*Given information*
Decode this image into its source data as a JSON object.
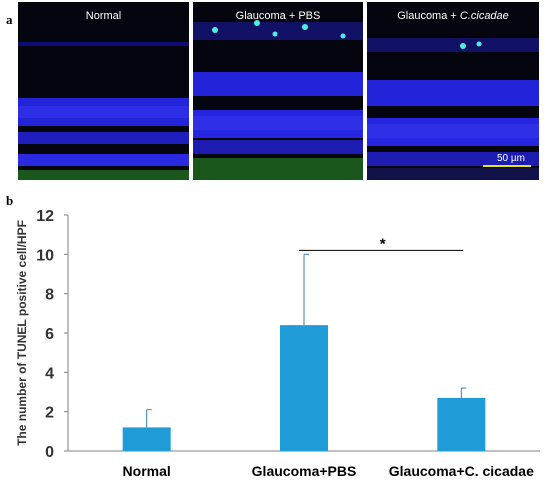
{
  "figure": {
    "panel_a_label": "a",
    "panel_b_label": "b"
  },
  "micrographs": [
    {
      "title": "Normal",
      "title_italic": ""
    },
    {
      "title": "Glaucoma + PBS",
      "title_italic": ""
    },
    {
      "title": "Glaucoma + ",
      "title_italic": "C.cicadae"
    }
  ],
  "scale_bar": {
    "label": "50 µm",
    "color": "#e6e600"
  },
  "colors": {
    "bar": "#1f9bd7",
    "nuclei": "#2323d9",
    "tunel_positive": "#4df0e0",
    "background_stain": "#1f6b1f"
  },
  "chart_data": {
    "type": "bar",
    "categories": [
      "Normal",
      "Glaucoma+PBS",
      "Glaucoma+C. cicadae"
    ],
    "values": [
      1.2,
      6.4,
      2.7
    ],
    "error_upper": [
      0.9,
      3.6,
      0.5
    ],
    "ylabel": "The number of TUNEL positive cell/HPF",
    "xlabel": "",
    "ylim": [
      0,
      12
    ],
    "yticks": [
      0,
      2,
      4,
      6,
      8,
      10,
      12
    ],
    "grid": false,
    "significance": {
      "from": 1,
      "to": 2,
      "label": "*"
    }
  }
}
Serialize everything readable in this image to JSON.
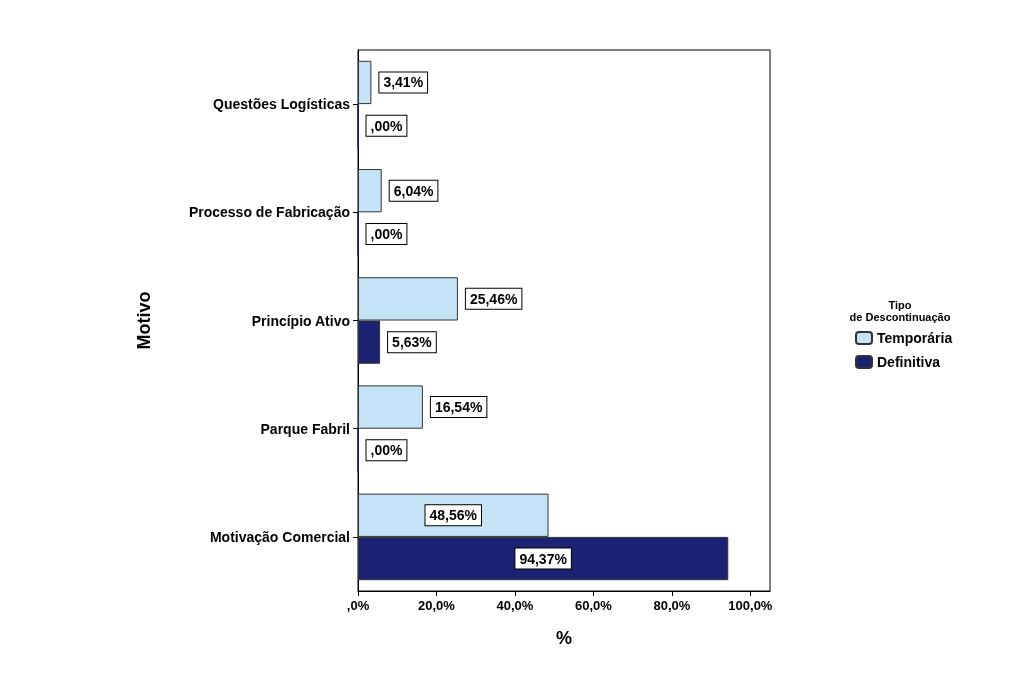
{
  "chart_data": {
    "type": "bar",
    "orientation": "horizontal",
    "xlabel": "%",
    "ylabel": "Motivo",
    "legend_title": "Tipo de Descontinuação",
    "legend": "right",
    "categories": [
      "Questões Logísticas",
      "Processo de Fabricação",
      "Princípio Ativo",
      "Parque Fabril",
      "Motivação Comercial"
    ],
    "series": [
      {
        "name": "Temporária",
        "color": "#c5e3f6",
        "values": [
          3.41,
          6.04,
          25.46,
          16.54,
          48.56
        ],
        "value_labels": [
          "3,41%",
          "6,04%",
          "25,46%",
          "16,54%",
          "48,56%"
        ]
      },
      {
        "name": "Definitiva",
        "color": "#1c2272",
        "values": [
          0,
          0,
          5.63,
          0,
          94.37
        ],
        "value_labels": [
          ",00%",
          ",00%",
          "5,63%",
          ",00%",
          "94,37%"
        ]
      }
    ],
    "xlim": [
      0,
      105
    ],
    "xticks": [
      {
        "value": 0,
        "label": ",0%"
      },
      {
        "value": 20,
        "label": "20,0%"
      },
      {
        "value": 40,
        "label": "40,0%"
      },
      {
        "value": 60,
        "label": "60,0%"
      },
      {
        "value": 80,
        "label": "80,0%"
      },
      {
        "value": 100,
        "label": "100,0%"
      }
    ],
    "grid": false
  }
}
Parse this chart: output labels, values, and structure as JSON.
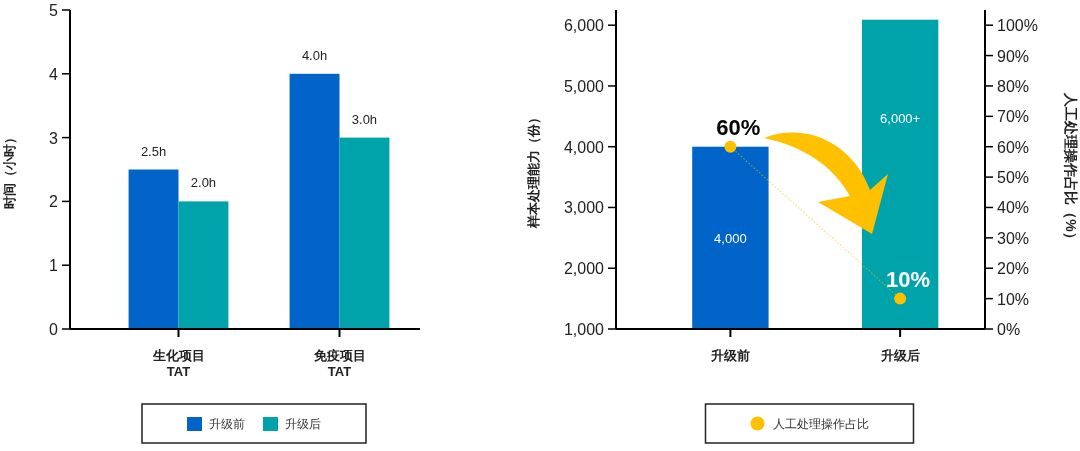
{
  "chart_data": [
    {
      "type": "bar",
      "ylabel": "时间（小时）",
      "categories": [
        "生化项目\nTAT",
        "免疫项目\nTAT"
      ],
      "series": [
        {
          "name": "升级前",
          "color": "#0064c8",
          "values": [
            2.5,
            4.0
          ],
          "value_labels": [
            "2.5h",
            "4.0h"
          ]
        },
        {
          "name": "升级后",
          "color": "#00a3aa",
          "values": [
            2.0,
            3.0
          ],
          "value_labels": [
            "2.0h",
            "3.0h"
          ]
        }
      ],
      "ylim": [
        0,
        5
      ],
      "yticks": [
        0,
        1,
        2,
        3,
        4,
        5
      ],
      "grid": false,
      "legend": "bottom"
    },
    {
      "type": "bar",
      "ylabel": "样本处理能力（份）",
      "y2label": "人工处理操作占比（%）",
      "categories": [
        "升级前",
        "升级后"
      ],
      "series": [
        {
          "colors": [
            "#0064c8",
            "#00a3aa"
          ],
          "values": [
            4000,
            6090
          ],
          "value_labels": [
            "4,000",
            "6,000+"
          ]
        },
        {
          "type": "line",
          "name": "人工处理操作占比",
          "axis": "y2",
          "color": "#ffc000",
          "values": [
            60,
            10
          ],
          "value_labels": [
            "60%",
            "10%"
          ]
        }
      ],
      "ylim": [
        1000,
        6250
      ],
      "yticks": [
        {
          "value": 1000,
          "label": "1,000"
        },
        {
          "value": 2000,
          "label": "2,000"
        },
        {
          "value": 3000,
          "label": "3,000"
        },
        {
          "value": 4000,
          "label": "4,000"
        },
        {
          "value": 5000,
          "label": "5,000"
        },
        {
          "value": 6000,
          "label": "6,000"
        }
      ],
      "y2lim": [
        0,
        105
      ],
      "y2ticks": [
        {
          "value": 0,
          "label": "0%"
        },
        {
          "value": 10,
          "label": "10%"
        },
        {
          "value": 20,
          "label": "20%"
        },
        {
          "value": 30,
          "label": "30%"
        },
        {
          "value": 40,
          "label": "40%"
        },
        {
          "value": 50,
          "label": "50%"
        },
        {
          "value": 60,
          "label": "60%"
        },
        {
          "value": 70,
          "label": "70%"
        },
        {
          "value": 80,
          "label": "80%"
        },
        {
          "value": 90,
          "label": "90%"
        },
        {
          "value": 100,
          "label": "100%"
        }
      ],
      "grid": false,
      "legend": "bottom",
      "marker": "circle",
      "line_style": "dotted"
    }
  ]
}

==

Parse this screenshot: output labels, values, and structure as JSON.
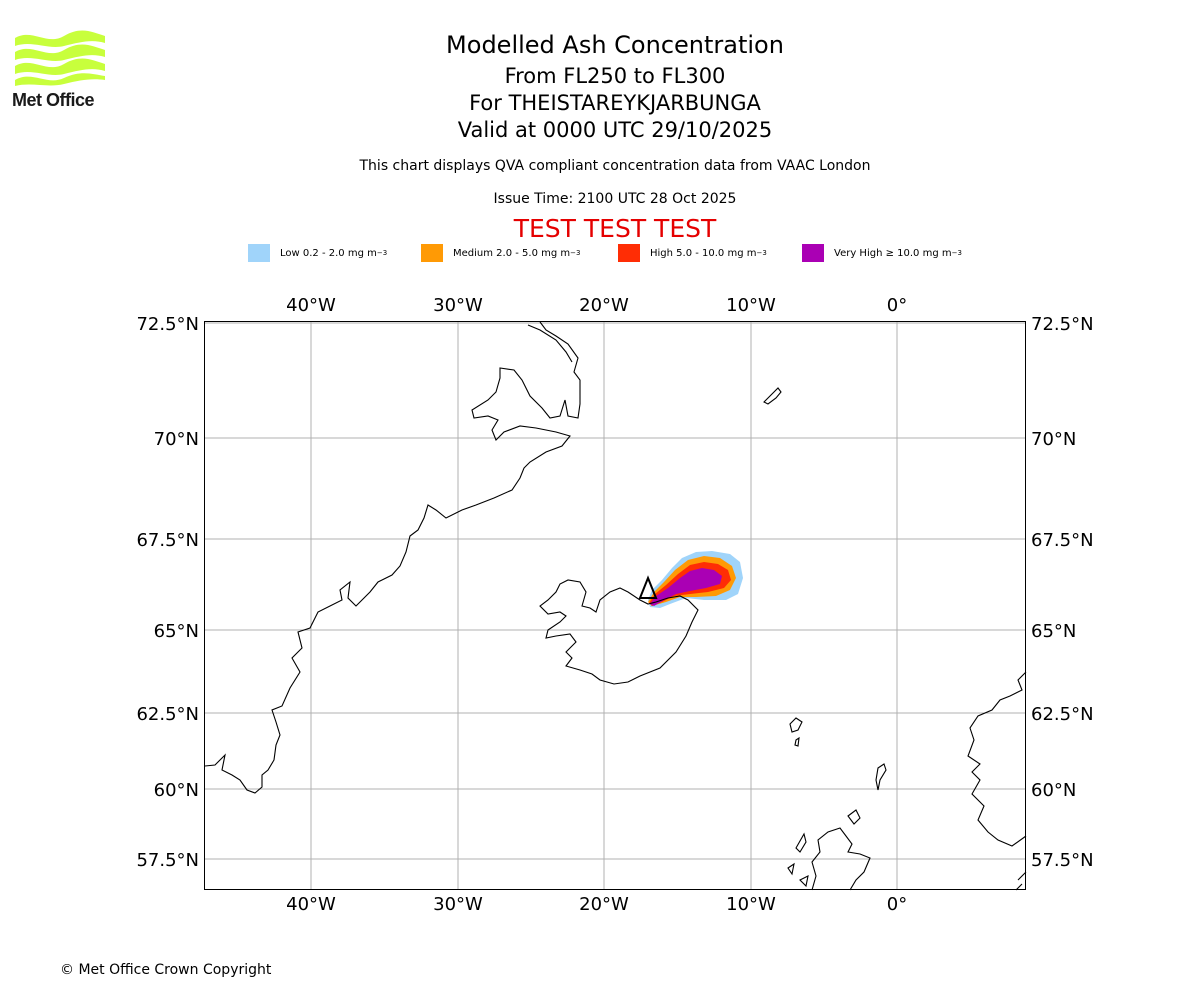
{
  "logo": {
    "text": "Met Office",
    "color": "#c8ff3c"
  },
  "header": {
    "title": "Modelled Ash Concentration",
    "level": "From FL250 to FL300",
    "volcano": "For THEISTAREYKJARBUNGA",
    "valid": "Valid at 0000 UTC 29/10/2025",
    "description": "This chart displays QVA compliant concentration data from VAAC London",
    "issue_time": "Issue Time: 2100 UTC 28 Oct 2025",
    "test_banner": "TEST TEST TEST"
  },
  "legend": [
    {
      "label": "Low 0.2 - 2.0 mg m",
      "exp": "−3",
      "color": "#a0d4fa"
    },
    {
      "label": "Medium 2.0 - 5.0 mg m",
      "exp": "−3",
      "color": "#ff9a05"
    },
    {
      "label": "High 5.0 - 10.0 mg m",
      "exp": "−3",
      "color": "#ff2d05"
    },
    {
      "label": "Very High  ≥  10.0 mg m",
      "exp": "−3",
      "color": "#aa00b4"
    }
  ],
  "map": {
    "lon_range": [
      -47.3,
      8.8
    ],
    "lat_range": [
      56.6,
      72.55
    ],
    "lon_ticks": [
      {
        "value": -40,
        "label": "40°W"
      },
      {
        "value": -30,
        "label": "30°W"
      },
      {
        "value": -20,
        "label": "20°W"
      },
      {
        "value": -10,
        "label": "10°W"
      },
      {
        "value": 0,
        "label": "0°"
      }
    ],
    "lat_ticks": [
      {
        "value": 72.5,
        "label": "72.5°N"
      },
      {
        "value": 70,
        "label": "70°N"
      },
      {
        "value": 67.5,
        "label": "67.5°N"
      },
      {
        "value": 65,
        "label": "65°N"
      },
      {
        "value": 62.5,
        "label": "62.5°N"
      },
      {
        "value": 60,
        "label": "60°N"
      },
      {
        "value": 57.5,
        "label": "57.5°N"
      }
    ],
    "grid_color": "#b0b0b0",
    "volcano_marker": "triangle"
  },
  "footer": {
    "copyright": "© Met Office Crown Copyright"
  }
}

*Task statement*
Search the entries for the word "image" and gather every line where it appears.

*Answer to the exercise*
Decode this image into its source data as a JSON object.
Serialize everything readable in this image to JSON.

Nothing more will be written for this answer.